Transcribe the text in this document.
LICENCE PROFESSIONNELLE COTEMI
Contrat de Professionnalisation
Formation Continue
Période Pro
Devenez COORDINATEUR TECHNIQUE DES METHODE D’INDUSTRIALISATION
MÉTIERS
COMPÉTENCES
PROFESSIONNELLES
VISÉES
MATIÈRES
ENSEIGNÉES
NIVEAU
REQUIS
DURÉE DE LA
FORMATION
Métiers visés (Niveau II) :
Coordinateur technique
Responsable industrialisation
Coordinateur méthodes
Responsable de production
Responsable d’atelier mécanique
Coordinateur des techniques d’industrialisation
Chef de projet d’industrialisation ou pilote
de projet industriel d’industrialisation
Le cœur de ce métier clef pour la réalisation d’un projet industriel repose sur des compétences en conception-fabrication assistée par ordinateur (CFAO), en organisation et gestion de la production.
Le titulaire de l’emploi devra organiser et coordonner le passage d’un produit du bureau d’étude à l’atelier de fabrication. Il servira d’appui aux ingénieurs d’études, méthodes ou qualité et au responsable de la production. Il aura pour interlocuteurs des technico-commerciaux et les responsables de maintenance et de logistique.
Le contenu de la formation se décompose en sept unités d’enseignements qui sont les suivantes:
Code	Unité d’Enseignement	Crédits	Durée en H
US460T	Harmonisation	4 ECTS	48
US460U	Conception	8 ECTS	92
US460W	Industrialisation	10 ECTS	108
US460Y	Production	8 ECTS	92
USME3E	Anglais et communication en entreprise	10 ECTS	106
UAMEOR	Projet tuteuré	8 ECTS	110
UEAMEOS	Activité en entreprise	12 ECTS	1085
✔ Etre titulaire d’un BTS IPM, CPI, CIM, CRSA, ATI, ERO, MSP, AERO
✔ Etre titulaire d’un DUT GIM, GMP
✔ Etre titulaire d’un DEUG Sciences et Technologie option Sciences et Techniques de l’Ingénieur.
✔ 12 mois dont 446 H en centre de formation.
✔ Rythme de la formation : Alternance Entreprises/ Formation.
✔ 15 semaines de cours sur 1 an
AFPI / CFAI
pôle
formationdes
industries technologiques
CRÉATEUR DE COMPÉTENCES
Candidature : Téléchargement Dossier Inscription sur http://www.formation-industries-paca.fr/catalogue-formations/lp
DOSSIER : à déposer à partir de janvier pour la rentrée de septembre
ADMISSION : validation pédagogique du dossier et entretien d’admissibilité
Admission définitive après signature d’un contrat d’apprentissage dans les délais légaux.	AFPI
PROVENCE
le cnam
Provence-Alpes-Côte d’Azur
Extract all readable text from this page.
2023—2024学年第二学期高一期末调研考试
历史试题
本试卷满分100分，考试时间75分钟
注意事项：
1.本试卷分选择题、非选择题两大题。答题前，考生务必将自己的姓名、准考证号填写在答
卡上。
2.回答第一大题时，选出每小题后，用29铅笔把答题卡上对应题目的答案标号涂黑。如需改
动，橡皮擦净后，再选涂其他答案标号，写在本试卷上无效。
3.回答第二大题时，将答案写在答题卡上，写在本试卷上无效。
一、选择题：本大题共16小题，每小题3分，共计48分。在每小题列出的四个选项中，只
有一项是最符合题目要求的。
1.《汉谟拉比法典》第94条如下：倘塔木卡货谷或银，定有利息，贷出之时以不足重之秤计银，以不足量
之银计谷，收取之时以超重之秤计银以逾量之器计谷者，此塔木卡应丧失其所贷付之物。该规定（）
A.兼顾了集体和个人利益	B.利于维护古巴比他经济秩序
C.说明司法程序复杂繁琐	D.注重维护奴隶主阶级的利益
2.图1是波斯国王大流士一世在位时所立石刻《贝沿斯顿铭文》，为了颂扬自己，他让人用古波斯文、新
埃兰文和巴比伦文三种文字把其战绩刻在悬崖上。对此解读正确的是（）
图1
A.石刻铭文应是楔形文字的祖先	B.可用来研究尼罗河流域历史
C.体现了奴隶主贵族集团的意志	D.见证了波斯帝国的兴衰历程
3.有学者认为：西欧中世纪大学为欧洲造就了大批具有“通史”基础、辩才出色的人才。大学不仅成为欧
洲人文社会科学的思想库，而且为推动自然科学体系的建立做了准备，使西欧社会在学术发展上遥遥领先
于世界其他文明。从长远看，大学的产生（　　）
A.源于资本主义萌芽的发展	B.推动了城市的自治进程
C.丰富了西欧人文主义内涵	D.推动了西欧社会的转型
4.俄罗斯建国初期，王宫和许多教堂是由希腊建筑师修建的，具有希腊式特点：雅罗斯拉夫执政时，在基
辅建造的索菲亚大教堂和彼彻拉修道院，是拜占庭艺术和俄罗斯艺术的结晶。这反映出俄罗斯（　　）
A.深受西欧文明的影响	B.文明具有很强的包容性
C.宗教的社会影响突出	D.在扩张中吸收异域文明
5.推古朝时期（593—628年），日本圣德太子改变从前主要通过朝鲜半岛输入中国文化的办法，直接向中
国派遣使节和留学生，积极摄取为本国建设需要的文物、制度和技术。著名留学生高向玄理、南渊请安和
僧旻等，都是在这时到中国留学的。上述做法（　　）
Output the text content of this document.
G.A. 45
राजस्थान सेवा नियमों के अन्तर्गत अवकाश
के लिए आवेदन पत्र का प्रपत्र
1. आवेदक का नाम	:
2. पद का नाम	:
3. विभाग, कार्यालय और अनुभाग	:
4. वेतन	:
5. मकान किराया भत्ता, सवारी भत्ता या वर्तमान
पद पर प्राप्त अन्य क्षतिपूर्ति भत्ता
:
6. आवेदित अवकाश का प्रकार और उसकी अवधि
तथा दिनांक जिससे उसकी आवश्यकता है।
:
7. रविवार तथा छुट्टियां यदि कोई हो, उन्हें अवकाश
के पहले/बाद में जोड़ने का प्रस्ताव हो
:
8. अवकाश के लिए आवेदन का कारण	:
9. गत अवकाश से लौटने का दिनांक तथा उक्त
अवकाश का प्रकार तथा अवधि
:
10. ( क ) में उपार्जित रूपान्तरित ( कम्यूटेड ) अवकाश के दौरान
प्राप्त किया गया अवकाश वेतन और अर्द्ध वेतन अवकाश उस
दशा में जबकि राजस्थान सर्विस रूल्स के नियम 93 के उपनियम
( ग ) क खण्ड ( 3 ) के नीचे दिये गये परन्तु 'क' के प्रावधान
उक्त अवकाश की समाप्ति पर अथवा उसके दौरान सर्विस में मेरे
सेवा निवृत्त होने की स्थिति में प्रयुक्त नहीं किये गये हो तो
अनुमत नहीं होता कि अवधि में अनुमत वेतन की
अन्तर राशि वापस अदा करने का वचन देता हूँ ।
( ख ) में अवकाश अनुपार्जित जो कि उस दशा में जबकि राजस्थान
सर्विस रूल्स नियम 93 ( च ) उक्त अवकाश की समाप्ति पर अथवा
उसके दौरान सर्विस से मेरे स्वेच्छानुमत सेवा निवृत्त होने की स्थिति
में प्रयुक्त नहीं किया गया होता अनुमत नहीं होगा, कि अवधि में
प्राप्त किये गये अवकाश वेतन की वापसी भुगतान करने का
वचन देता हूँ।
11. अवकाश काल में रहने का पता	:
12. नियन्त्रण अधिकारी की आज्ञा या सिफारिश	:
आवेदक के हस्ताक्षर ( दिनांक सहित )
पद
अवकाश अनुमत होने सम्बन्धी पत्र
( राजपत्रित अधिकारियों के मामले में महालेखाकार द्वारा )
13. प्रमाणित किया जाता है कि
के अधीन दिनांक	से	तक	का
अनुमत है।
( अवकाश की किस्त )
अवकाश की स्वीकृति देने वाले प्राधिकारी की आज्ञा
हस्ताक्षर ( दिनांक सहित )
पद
——————————
▶ **PROMPT**
Copy out the full listing exactly.

▶ **REPLY TO THE TASK**
Transcribe the text in this document.
LICENCE PROFESSIONNELLE COTEMI
Contrat de Professionnalisation
Formation Continue
Période Pro
Devenez COORDINATEUR TECHNIQUE DES METHODE D’INDUSTRIALISATION
MÉTIERS
COMPÉTENCES
PROFESSIONNELLES
VISÉES
MATIÈRES
ENSEIGNÉES
NIVEAU
REQUIS
DURÉE DE LA
FORMATION
Métiers visés (Niveau II) :
Coordinateur technique
Responsable industrialisation
Coordinateur méthodes
Responsable de production
Responsable d’atelier mécanique
Coordinateur des techniques d’industrialisation
Chef de projet d’industrialisation ou pilote
de projet industriel d’industrialisation
Le cœur de ce métier clef pour la réalisation d’un projet industriel repose sur des compétences en conception-fabrication assistée par ordinateur (CFAO), en organisation et gestion de la production.
Le titulaire de l’emploi devra organiser et coordonner le passage d’un produit du bureau d’étude à l’atelier de fabrication. Il servira d’appui aux ingénieurs d’études, méthodes ou qualité et au responsable de la production. Il aura pour interlocuteurs des technico-commerciaux et les responsables de maintenance et de logistique.
Le contenu de la formation se décompose en sept unités d’enseignements qui sont les suivantes:
Code	Unité d’Enseignement	Crédits	Durée en H
US460T	Harmonisation	4 ECTS	48
US460U	Conception	8 ECTS	92
US460W	Industrialisation	10 ECTS	108
US460Y	Production	8 ECTS	92
USME3E	Anglais et communication en entreprise	10 ECTS	106
UAMEOR	Projet tuteuré	8 ECTS	110
UEAMEOS	Activité en entreprise	12 ECTS	1085
✔ Etre titulaire d’un BTS IPM, CPI, CIM, CRSA, ATI, ERO, MSP, AERO
✔ Etre titulaire d’un DUT GIM, GMP
✔ Etre titulaire d’un DEUG Sciences et Technologie option Sciences et Techniques de l’Ingénieur.
✔ 12 mois dont 446 H en centre de formation.
✔ Rythme de la formation : Alternance Entreprises/ Formation.
✔ 15 semaines de cours sur 1 an
AFPI / CFAI
pôle
formationdes
industries technologiques
CRÉATEUR DE COMPÉTENCES
Candidature : Téléchargement Dossier Inscription sur http://www.formation-industries-paca.fr/catalogue-formations/lp
DOSSIER : à déposer à partir de janvier pour la rentrée de septembre
ADMISSION : validation pédagogique du dossier et entretien d’admissibilité
Admission définitive après signature d’un contrat d’apprentissage dans les délais légaux.	AFPI
PROVENCE
le cnam
Provence-Alpes-Côte d’Azur
Extract all readable text from this page.
2023—2024学年第二学期高一期末调研考试
历史试题
本试卷满分100分，考试时间75分钟
注意事项：
1.本试卷分选择题、非选择题两大题。答题前，考生务必将自己的姓名、准考证号填写在答
卡上。
2.回答第一大题时，选出每小题后，用29铅笔把答题卡上对应题目的答案标号涂黑。如需改
动，橡皮擦净后，再选涂其他答案标号，写在本试卷上无效。
3.回答第二大题时，将答案写在答题卡上，写在本试卷上无效。
一、选择题：本大题共16小题，每小题3分，共计48分。在每小题列出的四个选项中，只
有一项是最符合题目要求的。
1.《汉谟拉比法典》第94条如下：倘塔木卡货谷或银，定有利息，贷出之时以不足重之秤计银，以不足量
之银计谷，收取之时以超重之秤计银以逾量之器计谷者，此塔木卡应丧失其所贷付之物。该规定（）
A.兼顾了集体和个人利益	B.利于维护古巴比他经济秩序
C.说明司法程序复杂繁琐	D.注重维护奴隶主阶级的利益
2.图1是波斯国王大流士一世在位时所立石刻《贝沿斯顿铭文》，为了颂扬自己，他让人用古波斯文、新
埃兰文和巴比伦文三种文字把其战绩刻在悬崖上。对此解读正确的是（）
图1
A.石刻铭文应是楔形文字的祖先	B.可用来研究尼罗河流域历史
C.体现了奴隶主贵族集团的意志	D.见证了波斯帝国的兴衰历程
3.有学者认为：西欧中世纪大学为欧洲造就了大批具有“通史”基础、辩才出色的人才。大学不仅成为欧
洲人文社会科学的思想库，而且为推动自然科学体系的建立做了准备，使西欧社会在学术发展上遥遥领先
于世界其他文明。从长远看，大学的产生（　　）
A.源于资本主义萌芽的发展	B.推动了城市的自治进程
C.丰富了西欧人文主义内涵	D.推动了西欧社会的转型
4.俄罗斯建国初期，王宫和许多教堂是由希腊建筑师修建的，具有希腊式特点：雅罗斯拉夫执政时，在基
辅建造的索菲亚大教堂和彼彻拉修道院，是拜占庭艺术和俄罗斯艺术的结晶。这反映出俄罗斯（　　）
A.深受西欧文明的影响	B.文明具有很强的包容性
C.宗教的社会影响突出	D.在扩张中吸收异域文明
5.推古朝时期（593—628年），日本圣德太子改变从前主要通过朝鲜半岛输入中国文化的办法，直接向中
国派遣使节和留学生，积极摄取为本国建设需要的文物、制度和技术。著名留学生高向玄理、南渊请安和
僧旻等，都是在这时到中国留学的。上述做法（　　）
Output the text content of this document.
G.A. 45
राजस्थान सेवा नियमों के अन्तर्गत अवकाश
के लिए आवेदन पत्र का प्रपत्र
1. आवेदक का नाम	:
2. पद का नाम	:
3. विभाग, कार्यालय और अनुभाग	:
4. वेतन	:
5. मकान किराया भत्ता, सवारी भत्ता या वर्तमान
पद पर प्राप्त अन्य क्षतिपूर्ति भत्ता
:
6. आवेदित अवकाश का प्रकार और उसकी अवधि
तथा दिनांक जिससे उसकी आवश्यकता है।
:
7. रविवार तथा छुट्टियां यदि कोई हो, उन्हें अवकाश
के पहले/बाद में जोड़ने का प्रस्ताव हो
:
8. अवकाश के लिए आवेदन का कारण	:
9. गत अवकाश से लौटने का दिनांक तथा उक्त
अवकाश का प्रकार तथा अवधि
:
10. ( क ) में उपार्जित रूपान्तरित ( कम्यूटेड ) अवकाश के दौरान
प्राप्त किया गया अवकाश वेतन और अर्द्ध वेतन अवकाश उस
दशा में जबकि राजस्थान सर्विस रूल्स के नियम 93 के उपनियम
( ग ) क खण्ड ( 3 ) के नीचे दिये गये परन्तु 'क' के प्रावधान
उक्त अवकाश की समाप्ति पर अथवा उसके दौरान सर्विस में मेरे
सेवा निवृत्त होने की स्थिति में प्रयुक्त नहीं किये गये हो तो
अनुमत नहीं होता कि अवधि में अनुमत वेतन की
अन्तर राशि वापस अदा करने का वचन देता हूँ ।
( ख ) में अवकाश अनुपार्जित जो कि उस दशा में जबकि राजस्थान
सर्विस रूल्स नियम 93 ( च ) उक्त अवकाश की समाप्ति पर अथवा
उसके दौरान सर्विस से मेरे स्वेच्छानुमत सेवा निवृत्त होने की स्थिति
में प्रयुक्त नहीं किया गया होता अनुमत नहीं होगा, कि अवधि में
प्राप्त किये गये अवकाश वेतन की वापसी भुगतान करने का
वचन देता हूँ।
11. अवकाश काल में रहने का पता	:
12. नियन्त्रण अधिकारी की आज्ञा या सिफारिश	:
आवेदक के हस्ताक्षर ( दिनांक सहित )
पद
अवकाश अनुमत होने सम्बन्धी पत्र
( राजपत्रित अधिकारियों के मामले में महालेखाकार द्वारा )
13. प्रमाणित किया जाता है कि
के अधीन दिनांक	से	तक	का
अनुमत है।
( अवकाश की किस्त )
अवकाश की स्वीकृति देने वाले प्राधिकारी की आज्ञा
हस्ताक्षर ( दिनांक सहित )
पद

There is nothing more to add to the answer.